(Records contained in a dataset)
————
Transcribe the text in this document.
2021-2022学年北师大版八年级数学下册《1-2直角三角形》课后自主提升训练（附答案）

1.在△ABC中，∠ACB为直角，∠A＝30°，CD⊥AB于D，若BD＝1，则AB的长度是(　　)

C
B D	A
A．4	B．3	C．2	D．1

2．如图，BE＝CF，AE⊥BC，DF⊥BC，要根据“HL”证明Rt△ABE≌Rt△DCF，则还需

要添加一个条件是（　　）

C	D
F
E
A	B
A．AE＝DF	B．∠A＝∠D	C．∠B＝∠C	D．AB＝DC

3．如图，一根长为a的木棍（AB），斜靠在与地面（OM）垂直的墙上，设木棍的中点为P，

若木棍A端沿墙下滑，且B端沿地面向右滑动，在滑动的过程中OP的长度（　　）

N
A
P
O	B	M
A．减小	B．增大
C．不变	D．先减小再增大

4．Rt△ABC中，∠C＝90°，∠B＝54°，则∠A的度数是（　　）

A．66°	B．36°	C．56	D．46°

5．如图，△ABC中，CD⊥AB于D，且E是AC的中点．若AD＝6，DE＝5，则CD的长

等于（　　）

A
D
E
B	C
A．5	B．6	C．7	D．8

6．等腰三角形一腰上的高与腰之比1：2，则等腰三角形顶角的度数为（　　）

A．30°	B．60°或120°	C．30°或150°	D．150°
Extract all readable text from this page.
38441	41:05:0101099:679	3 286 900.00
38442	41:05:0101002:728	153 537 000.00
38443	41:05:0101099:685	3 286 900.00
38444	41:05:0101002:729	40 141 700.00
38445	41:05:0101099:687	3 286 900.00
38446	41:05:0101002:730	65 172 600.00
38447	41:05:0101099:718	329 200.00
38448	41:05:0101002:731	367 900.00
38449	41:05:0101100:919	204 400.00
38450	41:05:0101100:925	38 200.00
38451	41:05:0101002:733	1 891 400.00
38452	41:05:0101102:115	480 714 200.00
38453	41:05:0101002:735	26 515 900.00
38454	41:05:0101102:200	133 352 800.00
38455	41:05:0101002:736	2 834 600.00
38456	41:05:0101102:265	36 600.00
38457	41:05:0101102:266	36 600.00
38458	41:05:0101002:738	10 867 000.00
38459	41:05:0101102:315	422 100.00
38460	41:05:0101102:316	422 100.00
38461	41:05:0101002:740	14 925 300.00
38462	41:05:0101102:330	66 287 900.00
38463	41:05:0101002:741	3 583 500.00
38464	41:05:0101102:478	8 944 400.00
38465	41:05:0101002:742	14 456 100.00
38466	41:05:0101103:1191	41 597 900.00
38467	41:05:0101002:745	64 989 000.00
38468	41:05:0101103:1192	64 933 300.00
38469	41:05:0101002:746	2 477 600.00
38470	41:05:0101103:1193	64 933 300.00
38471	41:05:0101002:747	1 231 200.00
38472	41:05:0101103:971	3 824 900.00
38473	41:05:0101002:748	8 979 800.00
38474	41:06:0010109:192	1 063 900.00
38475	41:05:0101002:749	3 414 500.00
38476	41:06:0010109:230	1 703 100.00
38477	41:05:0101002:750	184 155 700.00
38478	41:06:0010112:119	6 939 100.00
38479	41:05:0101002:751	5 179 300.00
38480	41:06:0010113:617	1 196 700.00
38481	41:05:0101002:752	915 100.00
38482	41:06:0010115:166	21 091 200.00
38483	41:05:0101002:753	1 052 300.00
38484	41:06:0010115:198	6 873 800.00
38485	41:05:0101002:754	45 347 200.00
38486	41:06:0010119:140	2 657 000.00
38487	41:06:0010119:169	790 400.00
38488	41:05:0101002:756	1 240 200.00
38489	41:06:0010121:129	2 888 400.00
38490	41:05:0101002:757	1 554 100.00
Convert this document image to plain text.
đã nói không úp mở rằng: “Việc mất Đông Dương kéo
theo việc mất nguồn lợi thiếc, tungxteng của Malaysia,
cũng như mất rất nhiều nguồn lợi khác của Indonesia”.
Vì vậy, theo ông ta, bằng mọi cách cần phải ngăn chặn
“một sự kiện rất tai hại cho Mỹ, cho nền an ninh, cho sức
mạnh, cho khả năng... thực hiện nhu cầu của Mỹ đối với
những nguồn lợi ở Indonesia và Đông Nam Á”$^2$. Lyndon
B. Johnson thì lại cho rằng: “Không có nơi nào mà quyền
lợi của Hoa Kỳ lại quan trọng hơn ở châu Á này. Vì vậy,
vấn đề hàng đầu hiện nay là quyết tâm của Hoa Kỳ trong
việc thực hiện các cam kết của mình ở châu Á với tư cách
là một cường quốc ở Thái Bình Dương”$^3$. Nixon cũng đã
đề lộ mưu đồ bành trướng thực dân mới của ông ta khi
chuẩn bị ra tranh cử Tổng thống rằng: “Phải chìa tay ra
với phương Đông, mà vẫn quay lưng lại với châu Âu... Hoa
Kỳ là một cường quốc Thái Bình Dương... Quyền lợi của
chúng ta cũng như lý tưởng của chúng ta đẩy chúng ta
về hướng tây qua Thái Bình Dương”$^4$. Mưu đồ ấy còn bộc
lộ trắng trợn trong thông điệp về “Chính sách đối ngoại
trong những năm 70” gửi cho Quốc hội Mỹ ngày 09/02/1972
————
#### What is being asked:
The records above are to be repeated exactly, in their entirety.

#### Reply to the exercise:
Transcribe the text in this document.
2021-2022学年北师大版八年级数学下册《1-2直角三角形》课后自主提升训练（附答案）

1.在△ABC中，∠ACB为直角，∠A＝30°，CD⊥AB于D，若BD＝1，则AB的长度是(　　)

C
B D	A
A．4	B．3	C．2	D．1

2．如图，BE＝CF，AE⊥BC，DF⊥BC，要根据“HL”证明Rt△ABE≌Rt△DCF，则还需

要添加一个条件是（　　）

C	D
F
E
A	B
A．AE＝DF	B．∠A＝∠D	C．∠B＝∠C	D．AB＝DC

3．如图，一根长为a的木棍（AB），斜靠在与地面（OM）垂直的墙上，设木棍的中点为P，

若木棍A端沿墙下滑，且B端沿地面向右滑动，在滑动的过程中OP的长度（　　）

N
A
P
O	B	M
A．减小	B．增大
C．不变	D．先减小再增大

4．Rt△ABC中，∠C＝90°，∠B＝54°，则∠A的度数是（　　）

A．66°	B．36°	C．56	D．46°

5．如图，△ABC中，CD⊥AB于D，且E是AC的中点．若AD＝6，DE＝5，则CD的长

等于（　　）

A
D
E
B	C
A．5	B．6	C．7	D．8

6．等腰三角形一腰上的高与腰之比1：2，则等腰三角形顶角的度数为（　　）

A．30°	B．60°或120°	C．30°或150°	D．150°
Extract all readable text from this page.
38441	41:05:0101099:679	3 286 900.00
38442	41:05:0101002:728	153 537 000.00
38443	41:05:0101099:685	3 286 900.00
38444	41:05:0101002:729	40 141 700.00
38445	41:05:0101099:687	3 286 900.00
38446	41:05:0101002:730	65 172 600.00
38447	41:05:0101099:718	329 200.00
38448	41:05:0101002:731	367 900.00
38449	41:05:0101100:919	204 400.00
38450	41:05:0101100:925	38 200.00
38451	41:05:0101002:733	1 891 400.00
38452	41:05:0101102:115	480 714 200.00
38453	41:05:0101002:735	26 515 900.00
38454	41:05:0101102:200	133 352 800.00
38455	41:05:0101002:736	2 834 600.00
38456	41:05:0101102:265	36 600.00
38457	41:05:0101102:266	36 600.00
38458	41:05:0101002:738	10 867 000.00
38459	41:05:0101102:315	422 100.00
38460	41:05:0101102:316	422 100.00
38461	41:05:0101002:740	14 925 300.00
38462	41:05:0101102:330	66 287 900.00
38463	41:05:0101002:741	3 583 500.00
38464	41:05:0101102:478	8 944 400.00
38465	41:05:0101002:742	14 456 100.00
38466	41:05:0101103:1191	41 597 900.00
38467	41:05:0101002:745	64 989 000.00
38468	41:05:0101103:1192	64 933 300.00
38469	41:05:0101002:746	2 477 600.00
38470	41:05:0101103:1193	64 933 300.00
38471	41:05:0101002:747	1 231 200.00
38472	41:05:0101103:971	3 824 900.00
38473	41:05:0101002:748	8 979 800.00
38474	41:06:0010109:192	1 063 900.00
38475	41:05:0101002:749	3 414 500.00
38476	41:06:0010109:230	1 703 100.00
38477	41:05:0101002:750	184 155 700.00
38478	41:06:0010112:119	6 939 100.00
38479	41:05:0101002:751	5 179 300.00
38480	41:06:0010113:617	1 196 700.00
38481	41:05:0101002:752	915 100.00
38482	41:06:0010115:166	21 091 200.00
38483	41:05:0101002:753	1 052 300.00
38484	41:06:0010115:198	6 873 800.00
38485	41:05:0101002:754	45 347 200.00
38486	41:06:0010119:140	2 657 000.00
38487	41:06:0010119:169	790 400.00
38488	41:05:0101002:756	1 240 200.00
38489	41:06:0010121:129	2 888 400.00
38490	41:05:0101002:757	1 554 100.00
Convert this document image to plain text.
đã nói không úp mở rằng: “Việc mất Đông Dương kéo
theo việc mất nguồn lợi thiếc, tungxteng của Malaysia,
cũng như mất rất nhiều nguồn lợi khác của Indonesia”.
Vì vậy, theo ông ta, bằng mọi cách cần phải ngăn chặn
“một sự kiện rất tai hại cho Mỹ, cho nền an ninh, cho sức
mạnh, cho khả năng... thực hiện nhu cầu của Mỹ đối với
những nguồn lợi ở Indonesia và Đông Nam Á”$^2$. Lyndon
B. Johnson thì lại cho rằng: “Không có nơi nào mà quyền
lợi của Hoa Kỳ lại quan trọng hơn ở châu Á này. Vì vậy,
vấn đề hàng đầu hiện nay là quyết tâm của Hoa Kỳ trong
việc thực hiện các cam kết của mình ở châu Á với tư cách
là một cường quốc ở Thái Bình Dương”$^3$. Nixon cũng đã
đề lộ mưu đồ bành trướng thực dân mới của ông ta khi
chuẩn bị ra tranh cử Tổng thống rằng: “Phải chìa tay ra
với phương Đông, mà vẫn quay lưng lại với châu Âu... Hoa
Kỳ là một cường quốc Thái Bình Dương... Quyền lợi của
chúng ta cũng như lý tưởng của chúng ta đẩy chúng ta
về hướng tây qua Thái Bình Dương”$^4$. Mưu đồ ấy còn bộc
lộ trắng trợn trong thông điệp về “Chính sách đối ngoại
trong những năm 70” gửi cho Quốc hội Mỹ ngày 09/02/1972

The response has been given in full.